Transcribe the listing below exactly, without pictures.
_ _ _ _ _
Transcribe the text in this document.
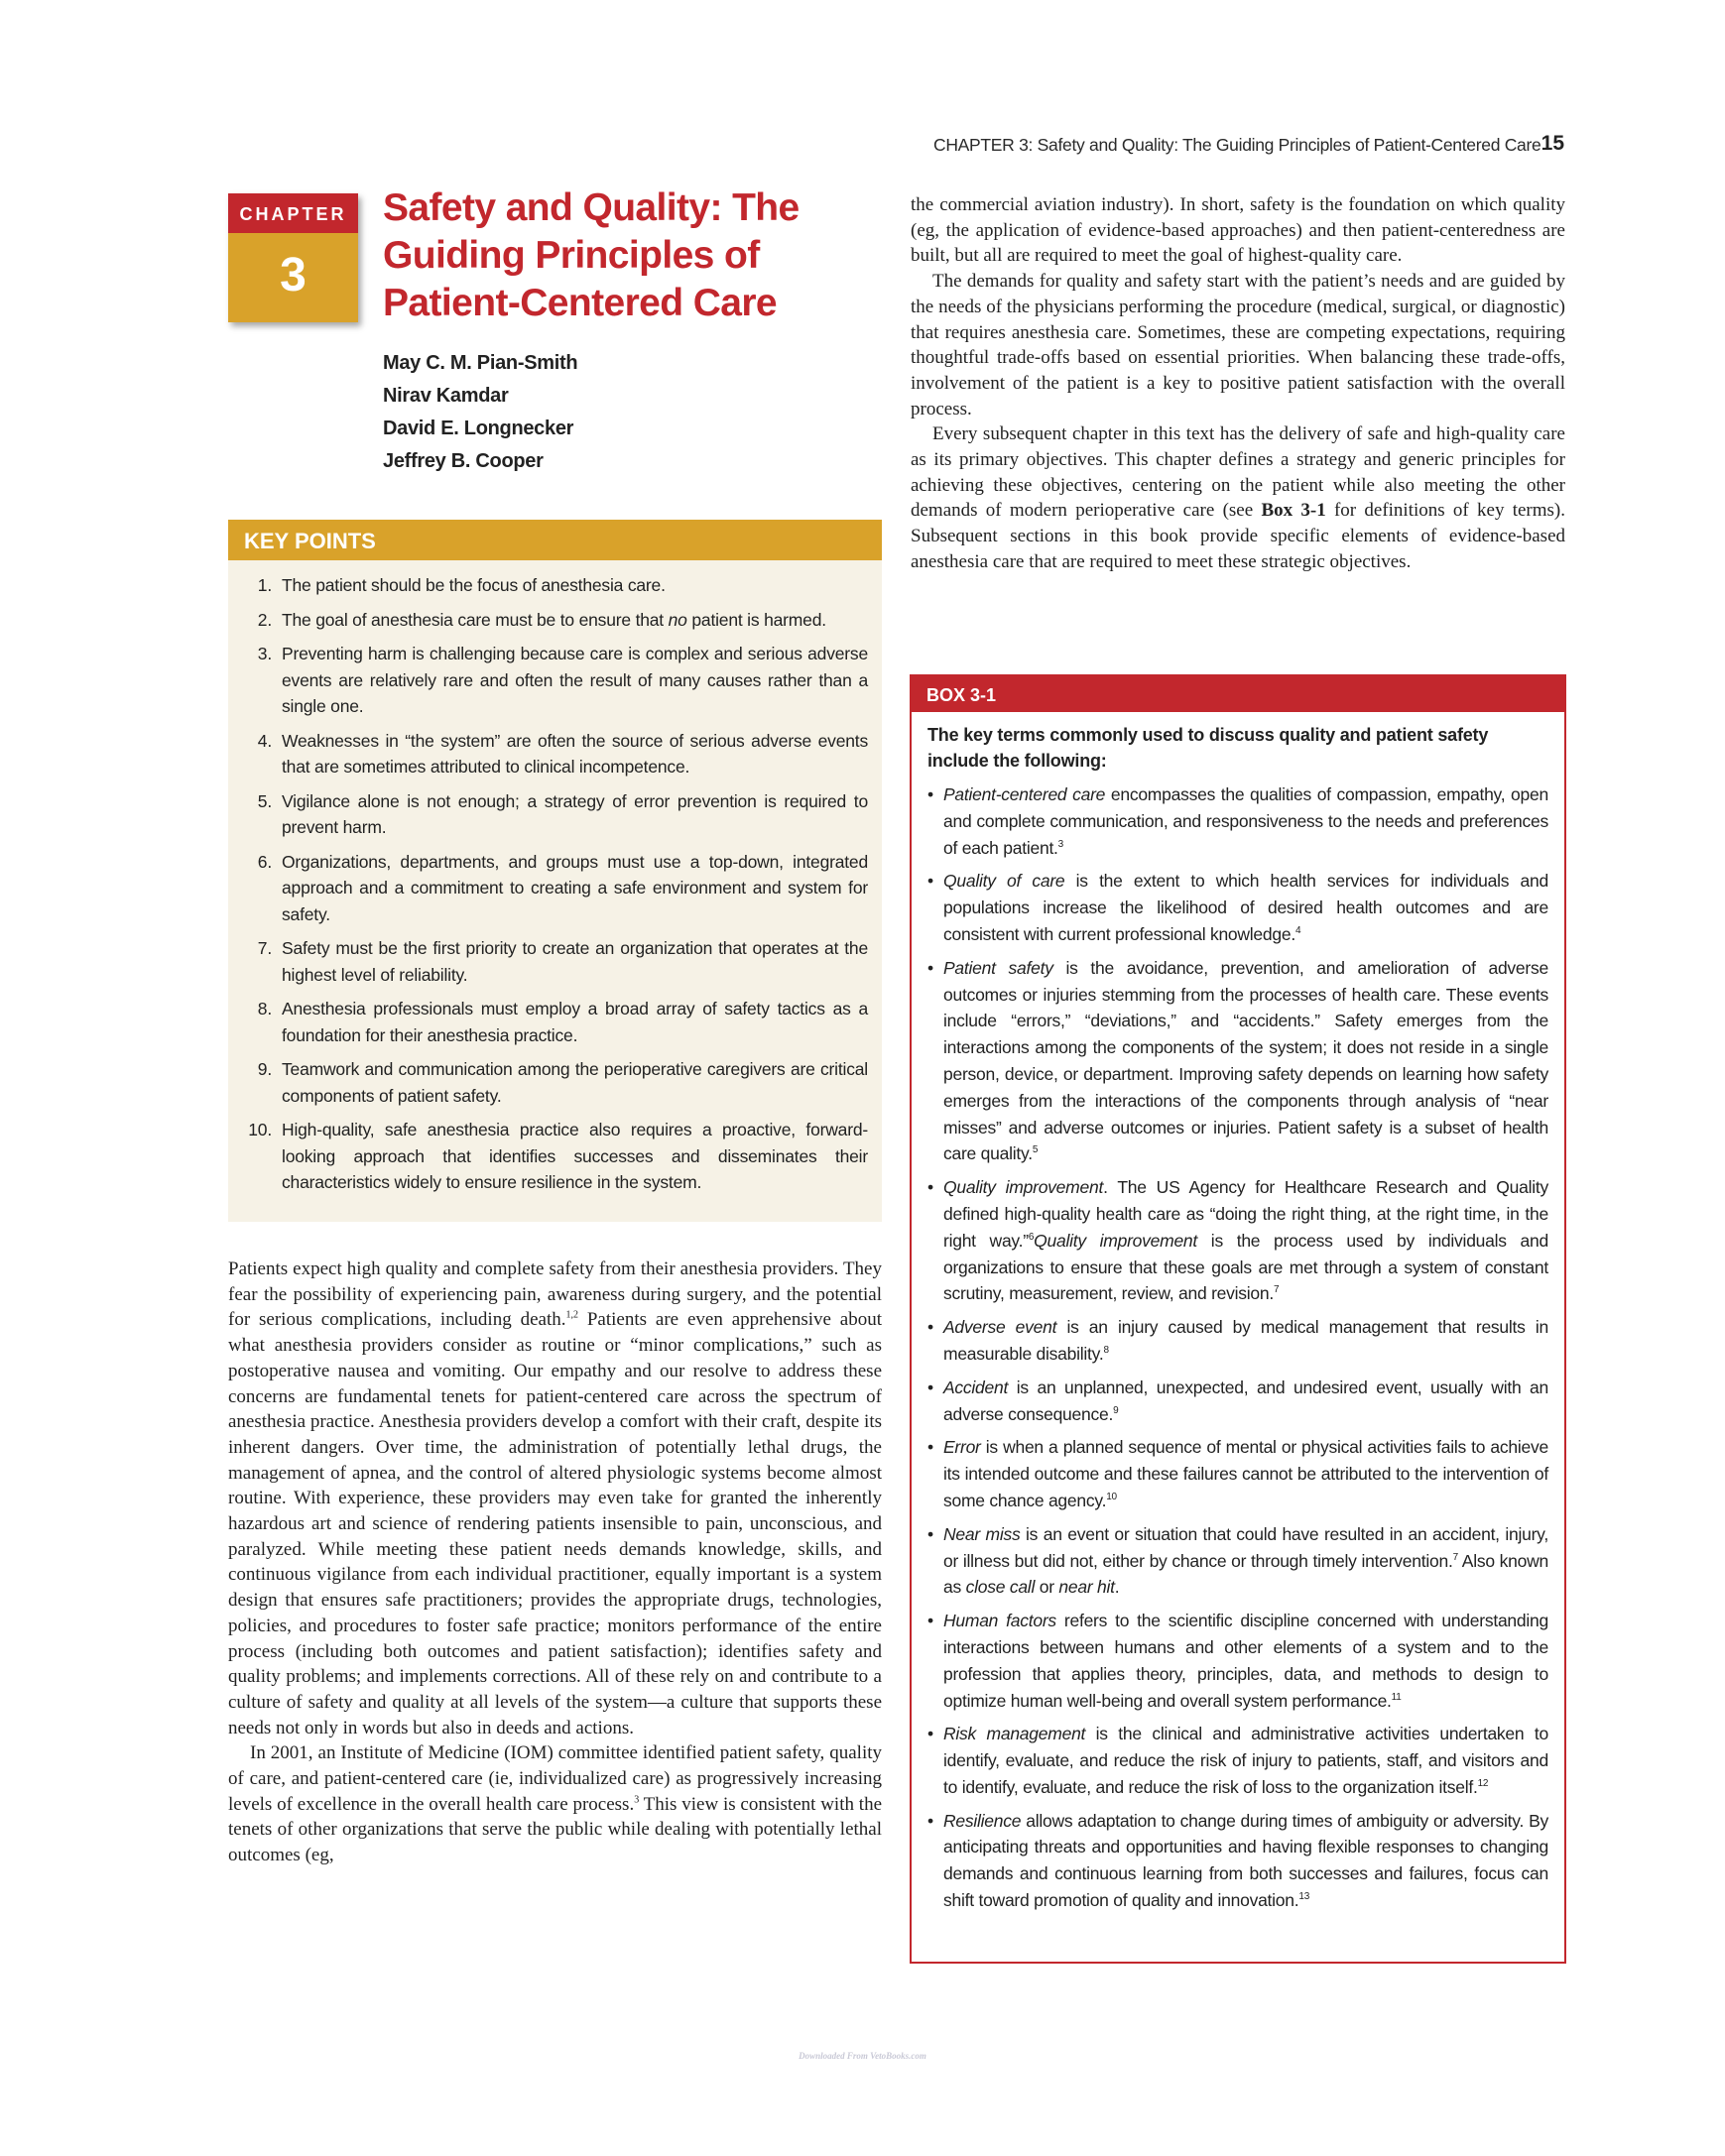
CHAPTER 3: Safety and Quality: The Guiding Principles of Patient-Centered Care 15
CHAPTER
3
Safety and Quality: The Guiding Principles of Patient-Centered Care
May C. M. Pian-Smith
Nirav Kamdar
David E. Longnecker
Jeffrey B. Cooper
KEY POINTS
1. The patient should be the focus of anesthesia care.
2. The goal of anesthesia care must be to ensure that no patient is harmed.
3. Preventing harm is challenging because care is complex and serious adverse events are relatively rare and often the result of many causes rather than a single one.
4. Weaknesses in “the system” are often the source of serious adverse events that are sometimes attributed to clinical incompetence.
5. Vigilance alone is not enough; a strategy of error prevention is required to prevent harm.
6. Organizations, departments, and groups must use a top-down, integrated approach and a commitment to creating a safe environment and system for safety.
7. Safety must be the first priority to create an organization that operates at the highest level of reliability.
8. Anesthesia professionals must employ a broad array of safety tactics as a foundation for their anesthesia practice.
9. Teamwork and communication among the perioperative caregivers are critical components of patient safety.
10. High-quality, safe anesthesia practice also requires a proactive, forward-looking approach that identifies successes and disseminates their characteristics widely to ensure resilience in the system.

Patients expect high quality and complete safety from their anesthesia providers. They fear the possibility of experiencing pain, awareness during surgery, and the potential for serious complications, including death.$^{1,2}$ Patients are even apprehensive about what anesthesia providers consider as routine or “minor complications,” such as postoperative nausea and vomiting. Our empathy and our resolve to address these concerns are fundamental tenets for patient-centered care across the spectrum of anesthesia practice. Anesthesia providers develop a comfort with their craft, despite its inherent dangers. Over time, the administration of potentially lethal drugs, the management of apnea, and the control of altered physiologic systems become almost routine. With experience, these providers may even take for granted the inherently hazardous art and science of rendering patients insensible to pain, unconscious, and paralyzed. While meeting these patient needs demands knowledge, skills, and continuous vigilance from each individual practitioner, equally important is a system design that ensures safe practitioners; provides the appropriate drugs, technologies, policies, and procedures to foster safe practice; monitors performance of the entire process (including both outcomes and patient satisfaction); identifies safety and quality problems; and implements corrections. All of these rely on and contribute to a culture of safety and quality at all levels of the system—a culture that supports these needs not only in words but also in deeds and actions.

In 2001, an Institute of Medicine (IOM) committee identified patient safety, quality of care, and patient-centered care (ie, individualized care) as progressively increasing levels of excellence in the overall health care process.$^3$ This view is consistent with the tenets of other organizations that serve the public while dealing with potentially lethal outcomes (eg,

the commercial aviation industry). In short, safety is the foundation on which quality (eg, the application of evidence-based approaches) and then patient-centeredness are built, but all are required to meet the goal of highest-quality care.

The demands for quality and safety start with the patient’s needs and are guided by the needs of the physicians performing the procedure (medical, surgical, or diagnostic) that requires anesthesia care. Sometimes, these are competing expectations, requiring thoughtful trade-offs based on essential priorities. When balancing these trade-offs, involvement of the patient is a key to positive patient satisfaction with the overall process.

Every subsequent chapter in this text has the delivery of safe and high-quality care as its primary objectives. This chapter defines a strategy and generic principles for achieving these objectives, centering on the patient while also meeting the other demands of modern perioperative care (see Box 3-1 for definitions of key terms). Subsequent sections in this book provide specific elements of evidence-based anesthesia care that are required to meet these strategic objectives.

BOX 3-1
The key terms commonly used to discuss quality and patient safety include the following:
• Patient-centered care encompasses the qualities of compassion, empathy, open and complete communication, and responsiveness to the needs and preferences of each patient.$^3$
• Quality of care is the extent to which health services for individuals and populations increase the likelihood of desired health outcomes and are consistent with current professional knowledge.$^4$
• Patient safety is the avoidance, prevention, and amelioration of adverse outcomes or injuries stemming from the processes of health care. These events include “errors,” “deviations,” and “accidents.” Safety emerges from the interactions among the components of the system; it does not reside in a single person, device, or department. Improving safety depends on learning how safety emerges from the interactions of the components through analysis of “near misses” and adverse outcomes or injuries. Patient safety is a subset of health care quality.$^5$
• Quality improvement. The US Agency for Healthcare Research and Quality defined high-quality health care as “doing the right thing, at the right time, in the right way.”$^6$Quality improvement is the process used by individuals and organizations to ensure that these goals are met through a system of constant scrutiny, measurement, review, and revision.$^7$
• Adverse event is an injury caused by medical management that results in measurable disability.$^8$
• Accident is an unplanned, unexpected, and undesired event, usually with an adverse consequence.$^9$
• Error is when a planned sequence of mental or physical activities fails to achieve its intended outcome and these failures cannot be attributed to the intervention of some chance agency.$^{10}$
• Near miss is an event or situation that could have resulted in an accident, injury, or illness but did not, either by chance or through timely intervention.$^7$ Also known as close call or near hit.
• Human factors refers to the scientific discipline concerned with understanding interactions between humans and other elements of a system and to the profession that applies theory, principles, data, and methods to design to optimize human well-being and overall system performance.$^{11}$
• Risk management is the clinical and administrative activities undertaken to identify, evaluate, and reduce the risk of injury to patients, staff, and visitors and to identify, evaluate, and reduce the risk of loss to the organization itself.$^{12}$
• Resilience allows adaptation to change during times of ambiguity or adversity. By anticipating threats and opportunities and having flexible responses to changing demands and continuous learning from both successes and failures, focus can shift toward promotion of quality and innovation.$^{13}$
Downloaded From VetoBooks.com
_ _ _ _ _
_Answer to this exercise_
Transcribe the text in this document.
CHAPTER 3: Safety and Quality: The Guiding Principles of Patient-Centered Care 15
CHAPTER
3
Safety and Quality: The Guiding Principles of Patient-Centered Care
May C. M. Pian-Smith
Nirav Kamdar
David E. Longnecker
Jeffrey B. Cooper
KEY POINTS
1. The patient should be the focus of anesthesia care.
2. The goal of anesthesia care must be to ensure that no patient is harmed.
3. Preventing harm is challenging because care is complex and serious adverse events are relatively rare and often the result of many causes rather than a single one.
4. Weaknesses in “the system” are often the source of serious adverse events that are sometimes attributed to clinical incompetence.
5. Vigilance alone is not enough; a strategy of error prevention is required to prevent harm.
6. Organizations, departments, and groups must use a top-down, integrated approach and a commitment to creating a safe environment and system for safety.
7. Safety must be the first priority to create an organization that operates at the highest level of reliability.
8. Anesthesia professionals must employ a broad array of safety tactics as a foundation for their anesthesia practice.
9. Teamwork and communication among the perioperative caregivers are critical components of patient safety.
10. High-quality, safe anesthesia practice also requires a proactive, forward-looking approach that identifies successes and disseminates their characteristics widely to ensure resilience in the system.

Patients expect high quality and complete safety from their anesthesia providers. They fear the possibility of experiencing pain, awareness during surgery, and the potential for serious complications, including death.$^{1,2}$ Patients are even apprehensive about what anesthesia providers consider as routine or “minor complications,” such as postoperative nausea and vomiting. Our empathy and our resolve to address these concerns are fundamental tenets for patient-centered care across the spectrum of anesthesia practice. Anesthesia providers develop a comfort with their craft, despite its inherent dangers. Over time, the administration of potentially lethal drugs, the management of apnea, and the control of altered physiologic systems become almost routine. With experience, these providers may even take for granted the inherently hazardous art and science of rendering patients insensible to pain, unconscious, and paralyzed. While meeting these patient needs demands knowledge, skills, and continuous vigilance from each individual practitioner, equally important is a system design that ensures safe practitioners; provides the appropriate drugs, technologies, policies, and procedures to foster safe practice; monitors performance of the entire process (including both outcomes and patient satisfaction); identifies safety and quality problems; and implements corrections. All of these rely on and contribute to a culture of safety and quality at all levels of the system—a culture that supports these needs not only in words but also in deeds and actions.

In 2001, an Institute of Medicine (IOM) committee identified patient safety, quality of care, and patient-centered care (ie, individualized care) as progressively increasing levels of excellence in the overall health care process.$^3$ This view is consistent with the tenets of other organizations that serve the public while dealing with potentially lethal outcomes (eg,

the commercial aviation industry). In short, safety is the foundation on which quality (eg, the application of evidence-based approaches) and then patient-centeredness are built, but all are required to meet the goal of highest-quality care.

The demands for quality and safety start with the patient’s needs and are guided by the needs of the physicians performing the procedure (medical, surgical, or diagnostic) that requires anesthesia care. Sometimes, these are competing expectations, requiring thoughtful trade-offs based on essential priorities. When balancing these trade-offs, involvement of the patient is a key to positive patient satisfaction with the overall process.

Every subsequent chapter in this text has the delivery of safe and high-quality care as its primary objectives. This chapter defines a strategy and generic principles for achieving these objectives, centering on the patient while also meeting the other demands of modern perioperative care (see Box 3-1 for definitions of key terms). Subsequent sections in this book provide specific elements of evidence-based anesthesia care that are required to meet these strategic objectives.

BOX 3-1
The key terms commonly used to discuss quality and patient safety include the following:
• Patient-centered care encompasses the qualities of compassion, empathy, open and complete communication, and responsiveness to the needs and preferences of each patient.$^3$
• Quality of care is the extent to which health services for individuals and populations increase the likelihood of desired health outcomes and are consistent with current professional knowledge.$^4$
• Patient safety is the avoidance, prevention, and amelioration of adverse outcomes or injuries stemming from the processes of health care. These events include “errors,” “deviations,” and “accidents.” Safety emerges from the interactions among the components of the system; it does not reside in a single person, device, or department. Improving safety depends on learning how safety emerges from the interactions of the components through analysis of “near misses” and adverse outcomes or injuries. Patient safety is a subset of health care quality.$^5$
• Quality improvement. The US Agency for Healthcare Research and Quality defined high-quality health care as “doing the right thing, at the right time, in the right way.”$^6$Quality improvement is the process used by individuals and organizations to ensure that these goals are met through a system of constant scrutiny, measurement, review, and revision.$^7$
• Adverse event is an injury caused by medical management that results in measurable disability.$^8$
• Accident is an unplanned, unexpected, and undesired event, usually with an adverse consequence.$^9$
• Error is when a planned sequence of mental or physical activities fails to achieve its intended outcome and these failures cannot be attributed to the intervention of some chance agency.$^{10}$
• Near miss is an event or situation that could have resulted in an accident, injury, or illness but did not, either by chance or through timely intervention.$^7$ Also known as close call or near hit.
• Human factors refers to the scientific discipline concerned with understanding interactions between humans and other elements of a system and to the profession that applies theory, principles, data, and methods to design to optimize human well-being and overall system performance.$^{11}$
• Risk management is the clinical and administrative activities undertaken to identify, evaluate, and reduce the risk of injury to patients, staff, and visitors and to identify, evaluate, and reduce the risk of loss to the organization itself.$^{12}$
• Resilience allows adaptation to change during times of ambiguity or adversity. By anticipating threats and opportunities and having flexible responses to changing demands and continuous learning from both successes and failures, focus can shift toward promotion of quality and innovation.$^{13}$
Downloaded From VetoBooks.com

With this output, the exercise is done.